Records from a data source –
---+---

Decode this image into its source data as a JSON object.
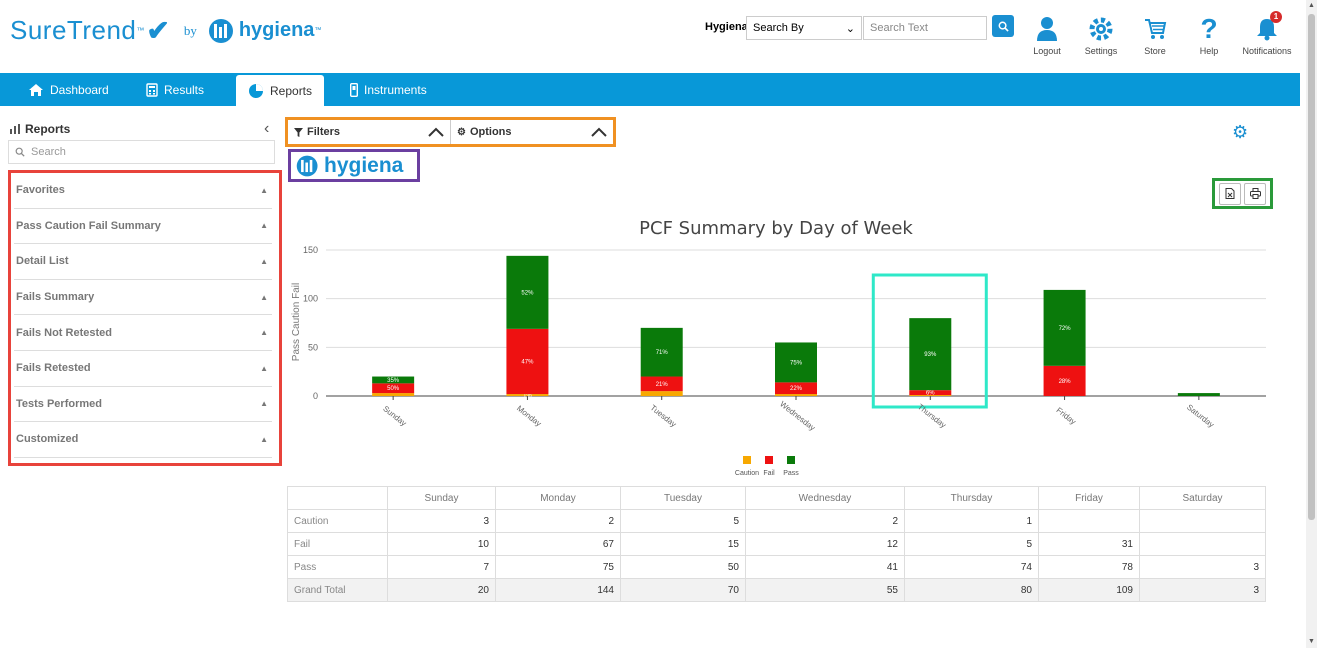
{
  "header": {
    "brand": "SureTrend",
    "brand_tm": "™",
    "by": "by",
    "partner": "hygiena",
    "partner_tm": "™",
    "org": "Hygiena",
    "search_by": "Search By",
    "search_placeholder": "Search Text",
    "buttons": [
      {
        "label": "Logout",
        "icon": "user-icon"
      },
      {
        "label": "Settings",
        "icon": "gear-icon"
      },
      {
        "label": "Store",
        "icon": "cart-icon"
      },
      {
        "label": "Help",
        "icon": "question-icon"
      },
      {
        "label": "Notifications",
        "icon": "bell-icon"
      }
    ],
    "notification_count": "1"
  },
  "nav": {
    "tabs": [
      {
        "label": "Dashboard",
        "icon": "home-icon"
      },
      {
        "label": "Results",
        "icon": "calculator-icon"
      },
      {
        "label": "Reports",
        "icon": "pie-icon"
      },
      {
        "label": "Instruments",
        "icon": "device-icon"
      }
    ],
    "active": "Reports"
  },
  "sidebar": {
    "title": "Reports",
    "search_placeholder": "Search",
    "items": [
      {
        "label": "Favorites"
      },
      {
        "label": "Pass Caution Fail Summary"
      },
      {
        "label": "Detail List"
      },
      {
        "label": "Fails Summary"
      },
      {
        "label": "Fails Not Retested"
      },
      {
        "label": "Fails Retested"
      },
      {
        "label": "Tests Performed"
      },
      {
        "label": "Customized"
      }
    ]
  },
  "toolbar": {
    "filters_label": "Filters",
    "options_label": "Options"
  },
  "report_logo": "hygiena",
  "colors": {
    "accent": "#0898d8",
    "pass": "#0a7a0a",
    "fail": "#ee1111",
    "caution": "#f7a800"
  },
  "chart_data": {
    "type": "bar",
    "stacked": true,
    "title": "PCF Summary by Day of Week",
    "ylabel": "Pass Caution Fail",
    "ylim": [
      0,
      150
    ],
    "yticks": [
      0,
      50,
      100,
      150
    ],
    "categories": [
      "Sunday",
      "Monday",
      "Tuesday",
      "Wednesday",
      "Thursday",
      "Friday",
      "Saturday"
    ],
    "series": [
      {
        "name": "Caution",
        "color": "#f7a800",
        "values": [
          3,
          2,
          5,
          2,
          1,
          0,
          0
        ]
      },
      {
        "name": "Fail",
        "color": "#ee1111",
        "values": [
          10,
          67,
          15,
          12,
          5,
          31,
          0
        ]
      },
      {
        "name": "Pass",
        "color": "#0a7a0a",
        "values": [
          7,
          75,
          50,
          41,
          74,
          78,
          3
        ]
      }
    ],
    "data_labels": {
      "Caution": [
        "",
        "1%",
        "",
        "",
        "",
        "",
        ""
      ],
      "Fail": [
        "50%",
        "47%",
        "21%",
        "22%",
        "6%",
        "28%",
        ""
      ],
      "Pass": [
        "35%",
        "52%",
        "71%",
        "75%",
        "93%",
        "72%",
        ""
      ]
    },
    "legend": "bottom-center"
  },
  "table": {
    "columns": [
      "",
      "Sunday",
      "Monday",
      "Tuesday",
      "Wednesday",
      "Thursday",
      "Friday",
      "Saturday"
    ],
    "rows": [
      {
        "label": "Caution",
        "values": [
          "3",
          "2",
          "5",
          "2",
          "1",
          "",
          ""
        ]
      },
      {
        "label": "Fail",
        "values": [
          "10",
          "67",
          "15",
          "12",
          "5",
          "31",
          ""
        ]
      },
      {
        "label": "Pass",
        "values": [
          "7",
          "75",
          "50",
          "41",
          "74",
          "78",
          "3"
        ]
      },
      {
        "label": "Grand Total",
        "values": [
          "20",
          "144",
          "70",
          "55",
          "80",
          "109",
          "3"
        ]
      }
    ]
  }
}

---+---

Given task –
Looking at the records above, work out how many lines include the string "Reports". Give the number and nothing else.

Response to this exercise –
3